Part of a data file:
'''

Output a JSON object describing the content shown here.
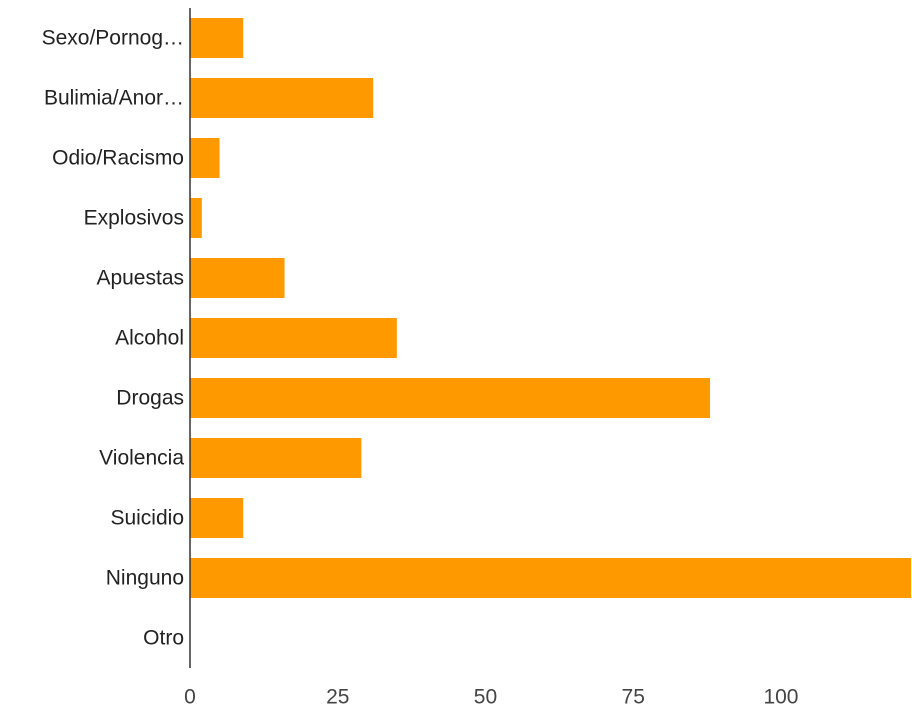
{
  "chart_data": {
    "type": "bar",
    "orientation": "horizontal",
    "categories": [
      "Sexo/Pornog…",
      "Bulimia/Anor…",
      "Odio/Racismo",
      "Explosivos",
      "Apuestas",
      "Alcohol",
      "Drogas",
      "Violencia",
      "Suicidio",
      "Ninguno",
      "Otro"
    ],
    "values": [
      9,
      31,
      5,
      2,
      16,
      35,
      88,
      29,
      9,
      122,
      0
    ],
    "xlim": [
      0,
      122
    ],
    "x_ticks": [
      0,
      25,
      50,
      75,
      100
    ],
    "x_tick_labels": [
      "0",
      "25",
      "50",
      "75",
      "100"
    ],
    "grid": false,
    "bar_color": "#ff9900",
    "axis_color": "#333333"
  }
}
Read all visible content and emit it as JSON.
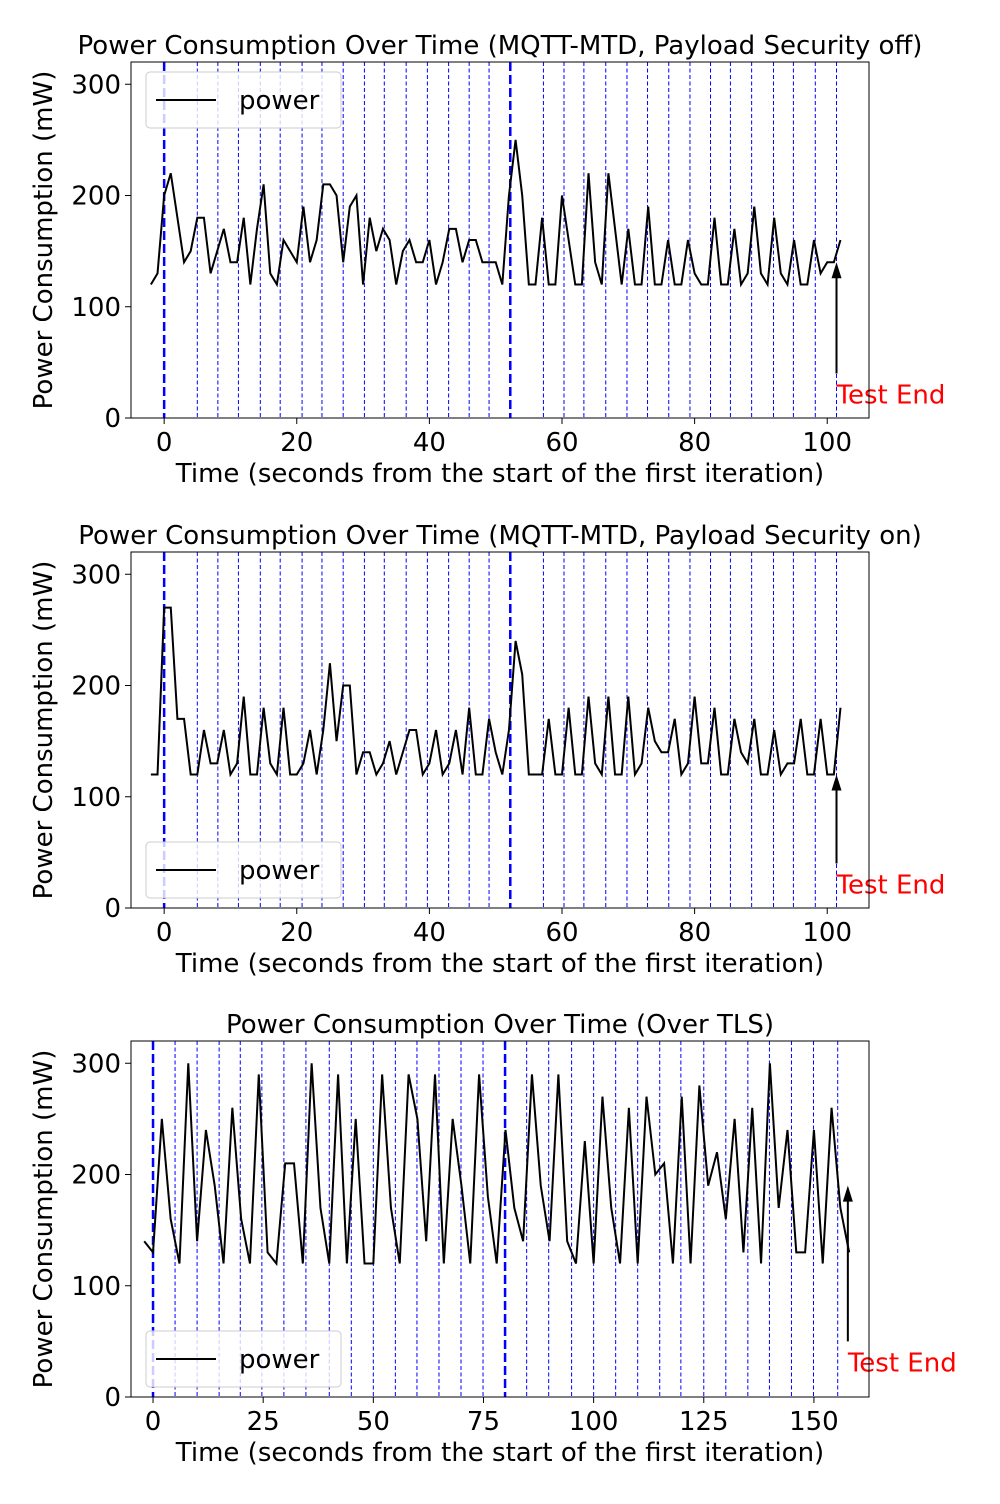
{
  "chart_data": [
    {
      "type": "line",
      "title": "Power Consumption Over Time (MQTT-MTD, Payload Security off)",
      "xlabel": "Time (seconds from the start of the first iteration)",
      "ylabel": "Power Consumption (mW)",
      "x": [
        -2,
        -1,
        0,
        1,
        2,
        3,
        4,
        5,
        6,
        7,
        8,
        9,
        10,
        11,
        12,
        13,
        14,
        15,
        16,
        17,
        18,
        19,
        20,
        21,
        22,
        23,
        24,
        25,
        26,
        27,
        28,
        29,
        30,
        31,
        32,
        33,
        34,
        35,
        36,
        37,
        38,
        39,
        40,
        41,
        42,
        43,
        44,
        45,
        46,
        47,
        48,
        49,
        50,
        51,
        52,
        53,
        54,
        55,
        56,
        57,
        58,
        59,
        60,
        61,
        62,
        63,
        64,
        65,
        66,
        67,
        68,
        69,
        70,
        71,
        72,
        73,
        74,
        75,
        76,
        77,
        78,
        79,
        80,
        81,
        82,
        83,
        84,
        85,
        86,
        87,
        88,
        89,
        90,
        91,
        92,
        93,
        94,
        95,
        96,
        97,
        98,
        99,
        100,
        101,
        102
      ],
      "series": [
        {
          "name": "power",
          "color": "#000000",
          "values": [
            120,
            130,
            200,
            220,
            180,
            140,
            150,
            180,
            180,
            130,
            150,
            170,
            140,
            140,
            180,
            120,
            170,
            210,
            130,
            120,
            160,
            150,
            140,
            190,
            140,
            160,
            210,
            210,
            200,
            140,
            190,
            200,
            120,
            180,
            150,
            170,
            160,
            120,
            150,
            160,
            140,
            140,
            160,
            120,
            140,
            170,
            170,
            140,
            160,
            160,
            140,
            140,
            140,
            120,
            200,
            250,
            200,
            120,
            120,
            180,
            120,
            120,
            200,
            160,
            120,
            120,
            220,
            140,
            120,
            220,
            170,
            120,
            170,
            120,
            120,
            190,
            120,
            120,
            160,
            120,
            120,
            160,
            130,
            120,
            120,
            180,
            120,
            120,
            170,
            120,
            130,
            190,
            130,
            120,
            180,
            130,
            120,
            160,
            120,
            120,
            160,
            130,
            140,
            140,
            160
          ]
        }
      ],
      "xlim": [
        -5,
        106.3
      ],
      "ylim": [
        0,
        320
      ],
      "xticks": [
        0,
        20,
        40,
        60,
        80,
        100
      ],
      "yticks": [
        0,
        100,
        200,
        300
      ],
      "vlines": [
        5.0,
        8.1,
        11.2,
        14.5,
        17.5,
        20.8,
        23.8,
        27.0,
        30.2,
        33.2,
        36.5,
        39.7,
        42.9,
        46.0,
        49.0,
        57.2,
        60.3,
        63.3,
        66.6,
        69.8,
        72.9,
        76.1,
        79.3,
        82.4,
        85.4,
        88.6,
        91.9,
        94.9,
        98.2,
        101.4
      ],
      "major_vlines": [
        0,
        52.2
      ],
      "vline_color": "#0000ff",
      "annotation": {
        "text": "Test End",
        "x": 101.4,
        "y": 140,
        "text_y": 40,
        "color": "#ff0000"
      },
      "legend": "upper left"
    },
    {
      "type": "line",
      "title": "Power Consumption Over Time (MQTT-MTD, Payload Security on)",
      "xlabel": "Time (seconds from the start of the first iteration)",
      "ylabel": "Power Consumption (mW)",
      "x": [
        -2,
        -1,
        0,
        1,
        2,
        3,
        4,
        5,
        6,
        7,
        8,
        9,
        10,
        11,
        12,
        13,
        14,
        15,
        16,
        17,
        18,
        19,
        20,
        21,
        22,
        23,
        24,
        25,
        26,
        27,
        28,
        29,
        30,
        31,
        32,
        33,
        34,
        35,
        36,
        37,
        38,
        39,
        40,
        41,
        42,
        43,
        44,
        45,
        46,
        47,
        48,
        49,
        50,
        51,
        52,
        53,
        54,
        55,
        56,
        57,
        58,
        59,
        60,
        61,
        62,
        63,
        64,
        65,
        66,
        67,
        68,
        69,
        70,
        71,
        72,
        73,
        74,
        75,
        76,
        77,
        78,
        79,
        80,
        81,
        82,
        83,
        84,
        85,
        86,
        87,
        88,
        89,
        90,
        91,
        92,
        93,
        94,
        95,
        96,
        97,
        98,
        99,
        100,
        101,
        102
      ],
      "series": [
        {
          "name": "power",
          "color": "#000000",
          "values": [
            120,
            120,
            270,
            270,
            170,
            170,
            120,
            120,
            160,
            130,
            130,
            160,
            120,
            130,
            190,
            120,
            120,
            180,
            130,
            120,
            180,
            120,
            120,
            130,
            160,
            120,
            160,
            220,
            150,
            200,
            200,
            120,
            140,
            140,
            120,
            130,
            150,
            120,
            140,
            160,
            160,
            120,
            130,
            160,
            120,
            130,
            160,
            120,
            180,
            120,
            120,
            170,
            140,
            120,
            160,
            240,
            210,
            120,
            120,
            120,
            170,
            120,
            120,
            180,
            120,
            120,
            190,
            130,
            120,
            190,
            120,
            120,
            190,
            120,
            130,
            180,
            150,
            140,
            140,
            170,
            120,
            130,
            190,
            130,
            130,
            180,
            120,
            120,
            170,
            140,
            130,
            170,
            120,
            120,
            160,
            120,
            130,
            130,
            170,
            120,
            120,
            170,
            120,
            120,
            180
          ]
        }
      ],
      "xlim": [
        -5,
        106.3
      ],
      "ylim": [
        0,
        320
      ],
      "xticks": [
        0,
        20,
        40,
        60,
        80,
        100
      ],
      "yticks": [
        0,
        100,
        200,
        300
      ],
      "vlines": [
        5.0,
        8.1,
        11.2,
        14.5,
        17.5,
        20.8,
        23.8,
        27.0,
        30.2,
        33.2,
        36.5,
        39.7,
        42.9,
        46.0,
        49.0,
        57.2,
        60.3,
        63.3,
        66.6,
        69.8,
        72.9,
        76.1,
        79.3,
        82.4,
        85.4,
        88.6,
        91.9,
        94.9,
        98.2,
        101.4
      ],
      "major_vlines": [
        0,
        52.2
      ],
      "vline_color": "#0000ff",
      "annotation": {
        "text": "Test End",
        "x": 101.4,
        "y": 120,
        "text_y": 40,
        "color": "#ff0000"
      },
      "legend": "lower left"
    },
    {
      "type": "line",
      "title": "Power Consumption Over Time (Over TLS)",
      "xlabel": "Time (seconds from the start of the first iteration)",
      "ylabel": "Power Consumption (mW)",
      "x": [
        -2,
        0,
        2,
        4,
        6,
        8,
        10,
        12,
        14,
        16,
        18,
        20,
        22,
        24,
        26,
        28,
        30,
        32,
        34,
        36,
        38,
        40,
        42,
        44,
        46,
        48,
        50,
        52,
        54,
        56,
        58,
        60,
        62,
        64,
        66,
        68,
        70,
        72,
        74,
        76,
        78,
        80,
        82,
        84,
        86,
        88,
        90,
        92,
        94,
        96,
        98,
        100,
        102,
        104,
        106,
        108,
        110,
        112,
        114,
        116,
        118,
        120,
        122,
        124,
        126,
        128,
        130,
        132,
        134,
        136,
        138,
        140,
        142,
        144,
        146,
        148,
        150,
        152,
        154,
        156,
        158
      ],
      "series": [
        {
          "name": "power",
          "color": "#000000",
          "values": [
            140,
            130,
            250,
            160,
            120,
            300,
            140,
            240,
            190,
            120,
            260,
            160,
            120,
            290,
            130,
            120,
            210,
            210,
            120,
            300,
            170,
            120,
            290,
            120,
            250,
            120,
            120,
            290,
            170,
            120,
            290,
            250,
            140,
            290,
            120,
            250,
            190,
            120,
            290,
            180,
            120,
            240,
            170,
            140,
            290,
            190,
            140,
            290,
            140,
            120,
            230,
            120,
            270,
            170,
            120,
            260,
            120,
            270,
            200,
            210,
            120,
            270,
            120,
            280,
            190,
            220,
            160,
            250,
            130,
            260,
            120,
            300,
            170,
            240,
            130,
            130,
            240,
            120,
            260,
            170,
            130
          ]
        }
      ],
      "xlim": [
        -5,
        162.5
      ],
      "ylim": [
        0,
        320
      ],
      "xticks": [
        0,
        25,
        50,
        75,
        100,
        125,
        150
      ],
      "yticks": [
        0,
        100,
        200,
        300
      ],
      "vlines": [
        5,
        10,
        15,
        19.8,
        24.7,
        29.7,
        34.7,
        40,
        45,
        50,
        55,
        59.9,
        64.9,
        69.9,
        74.9,
        84.8,
        89.8,
        95,
        100,
        105,
        110,
        115,
        119.8,
        125,
        130,
        135,
        139.9,
        144.9,
        149.9,
        155.4
      ],
      "major_vlines": [
        0,
        79.9
      ],
      "vline_color": "#0000ff",
      "annotation": {
        "text": "Test End",
        "x": 157.7,
        "y": 190,
        "text_y": 50,
        "color": "#ff0000"
      },
      "legend": "lower left"
    }
  ]
}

'''

Goal: Pick out the lines that have the word "Payload". Copy them all.

Answer for this exercise:
      "title": "Power Consumption Over Time (MQTT-MTD, Payload Security off)",
      "title": "Power Consumption Over Time (MQTT-MTD, Payload Security on)",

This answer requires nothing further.